◆ Exercise requirements ◆
Print the listing below in its entirety, character for character.

————

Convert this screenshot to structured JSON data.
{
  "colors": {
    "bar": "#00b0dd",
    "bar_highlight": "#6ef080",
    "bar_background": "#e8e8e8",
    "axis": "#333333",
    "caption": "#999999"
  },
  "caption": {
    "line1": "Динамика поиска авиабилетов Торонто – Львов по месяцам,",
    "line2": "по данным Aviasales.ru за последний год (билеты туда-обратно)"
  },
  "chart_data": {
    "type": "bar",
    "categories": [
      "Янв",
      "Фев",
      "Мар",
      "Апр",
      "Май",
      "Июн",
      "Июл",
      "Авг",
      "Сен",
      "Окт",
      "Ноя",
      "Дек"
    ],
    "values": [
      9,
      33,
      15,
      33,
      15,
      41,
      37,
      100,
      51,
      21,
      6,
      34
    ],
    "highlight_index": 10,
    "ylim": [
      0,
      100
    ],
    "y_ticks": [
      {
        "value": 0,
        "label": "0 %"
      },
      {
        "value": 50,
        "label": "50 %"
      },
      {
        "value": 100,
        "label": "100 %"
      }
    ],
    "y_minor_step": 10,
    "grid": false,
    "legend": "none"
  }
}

————

◆ Expected answer ◆
Convert this screenshot to structured JSON data.
{
  "colors": {
    "bar": "#00b0dd",
    "bar_highlight": "#6ef080",
    "bar_background": "#e8e8e8",
    "axis": "#333333",
    "caption": "#999999"
  },
  "caption": {
    "line1": "Динамика поиска авиабилетов Торонто – Львов по месяцам,",
    "line2": "по данным Aviasales.ru за последний год (билеты туда-обратно)"
  },
  "chart_data": {
    "type": "bar",
    "categories": [
      "Янв",
      "Фев",
      "Мар",
      "Апр",
      "Май",
      "Июн",
      "Июл",
      "Авг",
      "Сен",
      "Окт",
      "Ноя",
      "Дек"
    ],
    "values": [
      9,
      33,
      15,
      33,
      15,
      41,
      37,
      100,
      51,
      21,
      6,
      34
    ],
    "highlight_index": 10,
    "ylim": [
      0,
      100
    ],
    "y_ticks": [
      {
        "value": 0,
        "label": "0 %"
      },
      {
        "value": 50,
        "label": "50 %"
      },
      {
        "value": 100,
        "label": "100 %"
      }
    ],
    "y_minor_step": 10,
    "grid": false,
    "legend": "none"
  }
}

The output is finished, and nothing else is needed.